What is needed:
Your task is to output the listing word for word, with pictures excluded.

___

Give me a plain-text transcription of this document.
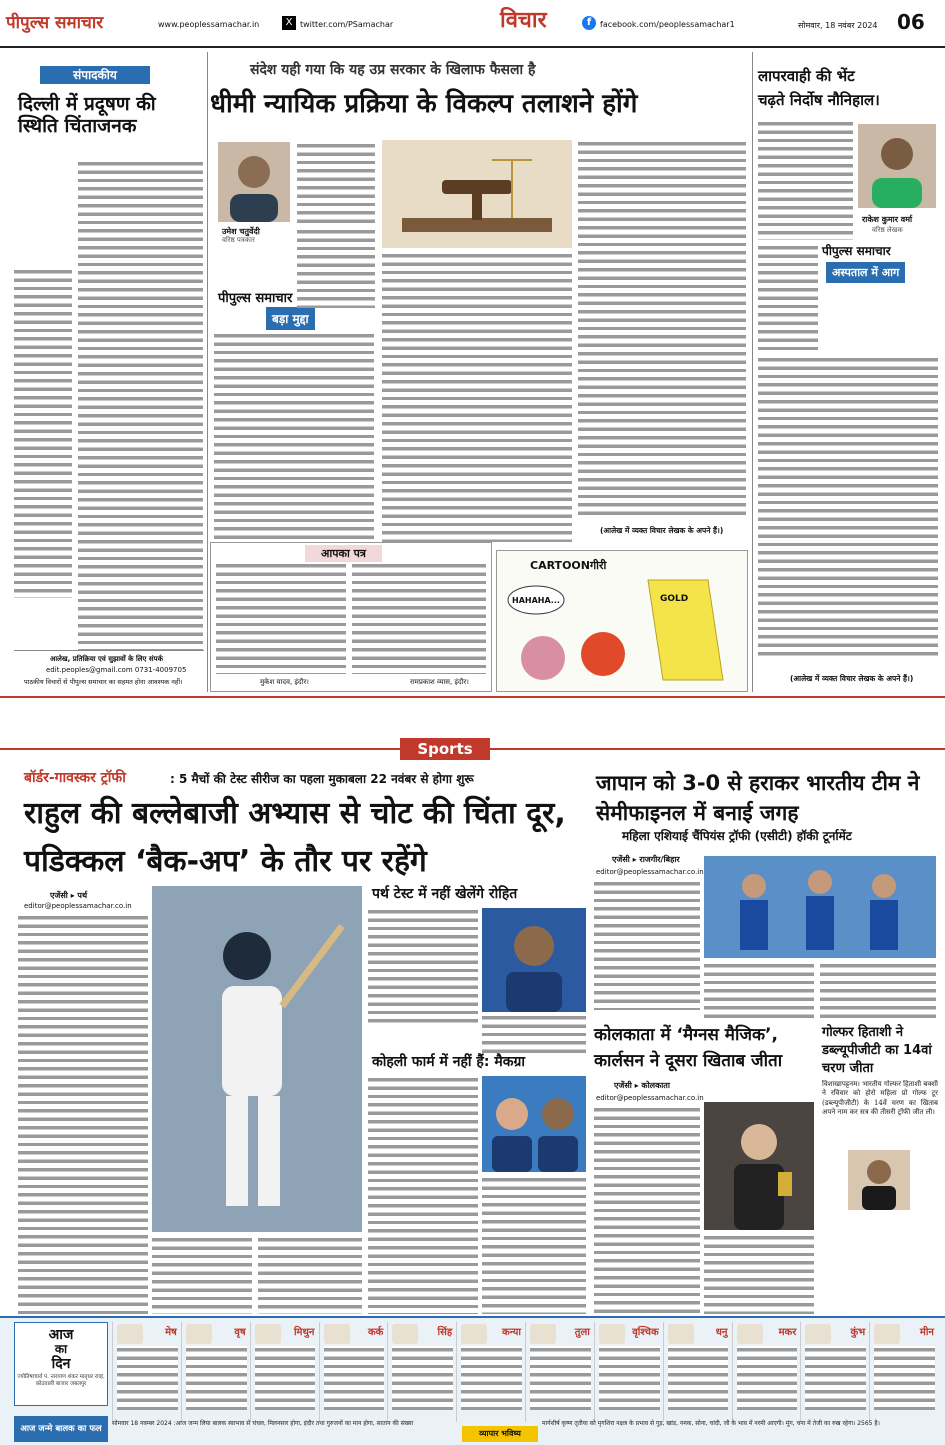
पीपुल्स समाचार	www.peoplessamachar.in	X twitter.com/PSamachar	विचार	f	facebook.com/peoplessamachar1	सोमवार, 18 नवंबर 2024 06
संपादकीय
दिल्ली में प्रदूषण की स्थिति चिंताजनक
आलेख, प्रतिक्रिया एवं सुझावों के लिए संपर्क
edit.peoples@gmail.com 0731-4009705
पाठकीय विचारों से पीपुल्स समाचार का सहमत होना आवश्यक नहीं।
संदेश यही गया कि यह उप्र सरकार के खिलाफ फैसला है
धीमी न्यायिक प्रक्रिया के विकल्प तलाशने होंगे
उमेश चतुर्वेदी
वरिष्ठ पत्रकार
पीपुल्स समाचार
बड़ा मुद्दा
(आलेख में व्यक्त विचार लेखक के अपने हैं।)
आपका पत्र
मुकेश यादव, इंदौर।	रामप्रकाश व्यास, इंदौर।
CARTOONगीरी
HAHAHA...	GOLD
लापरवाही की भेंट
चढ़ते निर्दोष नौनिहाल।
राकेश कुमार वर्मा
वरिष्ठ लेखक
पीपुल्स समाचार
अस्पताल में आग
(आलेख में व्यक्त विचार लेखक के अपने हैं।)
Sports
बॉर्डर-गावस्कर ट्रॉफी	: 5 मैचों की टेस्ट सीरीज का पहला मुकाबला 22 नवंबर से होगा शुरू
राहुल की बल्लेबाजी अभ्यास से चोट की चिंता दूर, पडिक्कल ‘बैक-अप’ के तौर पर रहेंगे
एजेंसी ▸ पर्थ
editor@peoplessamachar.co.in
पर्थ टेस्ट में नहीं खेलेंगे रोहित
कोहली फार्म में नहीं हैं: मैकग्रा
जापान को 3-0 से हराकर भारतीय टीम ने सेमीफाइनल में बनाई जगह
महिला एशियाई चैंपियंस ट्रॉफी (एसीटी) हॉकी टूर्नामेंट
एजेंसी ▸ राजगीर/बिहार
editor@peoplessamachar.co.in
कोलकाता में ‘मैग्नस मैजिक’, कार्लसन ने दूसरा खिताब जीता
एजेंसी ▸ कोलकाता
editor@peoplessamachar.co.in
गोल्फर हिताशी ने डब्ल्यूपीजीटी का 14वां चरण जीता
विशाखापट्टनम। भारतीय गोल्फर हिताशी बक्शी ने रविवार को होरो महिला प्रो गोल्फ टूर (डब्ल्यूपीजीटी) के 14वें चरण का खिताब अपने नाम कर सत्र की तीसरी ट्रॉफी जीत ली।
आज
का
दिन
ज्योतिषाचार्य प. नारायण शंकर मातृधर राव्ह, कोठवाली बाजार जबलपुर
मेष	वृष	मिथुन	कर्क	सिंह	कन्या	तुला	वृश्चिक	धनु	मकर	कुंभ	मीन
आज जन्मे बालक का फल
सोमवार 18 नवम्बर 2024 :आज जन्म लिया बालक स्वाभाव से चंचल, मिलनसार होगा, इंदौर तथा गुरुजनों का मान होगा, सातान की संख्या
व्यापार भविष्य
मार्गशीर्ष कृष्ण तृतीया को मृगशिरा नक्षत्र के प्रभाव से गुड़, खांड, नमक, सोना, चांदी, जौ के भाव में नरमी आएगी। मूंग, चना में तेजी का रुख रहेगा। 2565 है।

___

Answer below:
Give me a plain-text transcription of this document.
पीपुल्स समाचार	www.peoplessamachar.in	X twitter.com/PSamachar	विचार	f	facebook.com/peoplessamachar1	सोमवार, 18 नवंबर 2024 06
संपादकीय
दिल्ली में प्रदूषण की स्थिति चिंताजनक
आलेख, प्रतिक्रिया एवं सुझावों के लिए संपर्क
edit.peoples@gmail.com 0731-4009705
पाठकीय विचारों से पीपुल्स समाचार का सहमत होना आवश्यक नहीं।
संदेश यही गया कि यह उप्र सरकार के खिलाफ फैसला है
धीमी न्यायिक प्रक्रिया के विकल्प तलाशने होंगे
उमेश चतुर्वेदी
वरिष्ठ पत्रकार
पीपुल्स समाचार
बड़ा मुद्दा
(आलेख में व्यक्त विचार लेखक के अपने हैं।)
आपका पत्र
मुकेश यादव, इंदौर।	रामप्रकाश व्यास, इंदौर।
CARTOONगीरी
HAHAHA...	GOLD
लापरवाही की भेंट
चढ़ते निर्दोष नौनिहाल।
राकेश कुमार वर्मा
वरिष्ठ लेखक
पीपुल्स समाचार
अस्पताल में आग
(आलेख में व्यक्त विचार लेखक के अपने हैं।)
Sports
बॉर्डर-गावस्कर ट्रॉफी	: 5 मैचों की टेस्ट सीरीज का पहला मुकाबला 22 नवंबर से होगा शुरू
राहुल की बल्लेबाजी अभ्यास से चोट की चिंता दूर, पडिक्कल ‘बैक-अप’ के तौर पर रहेंगे
एजेंसी ▸ पर्थ
editor@peoplessamachar.co.in
पर्थ टेस्ट में नहीं खेलेंगे रोहित
कोहली फार्म में नहीं हैं: मैकग्रा
जापान को 3-0 से हराकर भारतीय टीम ने सेमीफाइनल में बनाई जगह
महिला एशियाई चैंपियंस ट्रॉफी (एसीटी) हॉकी टूर्नामेंट
एजेंसी ▸ राजगीर/बिहार
editor@peoplessamachar.co.in
कोलकाता में ‘मैग्नस मैजिक’, कार्लसन ने दूसरा खिताब जीता
एजेंसी ▸ कोलकाता
editor@peoplessamachar.co.in
गोल्फर हिताशी ने डब्ल्यूपीजीटी का 14वां चरण जीता
विशाखापट्टनम। भारतीय गोल्फर हिताशी बक्शी ने रविवार को होरो महिला प्रो गोल्फ टूर (डब्ल्यूपीजीटी) के 14वें चरण का खिताब अपने नाम कर सत्र की तीसरी ट्रॉफी जीत ली।
आज
का
दिन
ज्योतिषाचार्य प. नारायण शंकर मातृधर राव्ह, कोठवाली बाजार जबलपुर
मेष	वृष	मिथुन	कर्क	सिंह	कन्या	तुला	वृश्चिक	धनु	मकर	कुंभ	मीन
आज जन्मे बालक का फल
सोमवार 18 नवम्बर 2024 :आज जन्म लिया बालक स्वाभाव से चंचल, मिलनसार होगा, इंदौर तथा गुरुजनों का मान होगा, सातान की संख्या
व्यापार भविष्य
मार्गशीर्ष कृष्ण तृतीया को मृगशिरा नक्षत्र के प्रभाव से गुड़, खांड, नमक, सोना, चांदी, जौ के भाव में नरमी आएगी। मूंग, चना में तेजी का रुख रहेगा। 2565 है।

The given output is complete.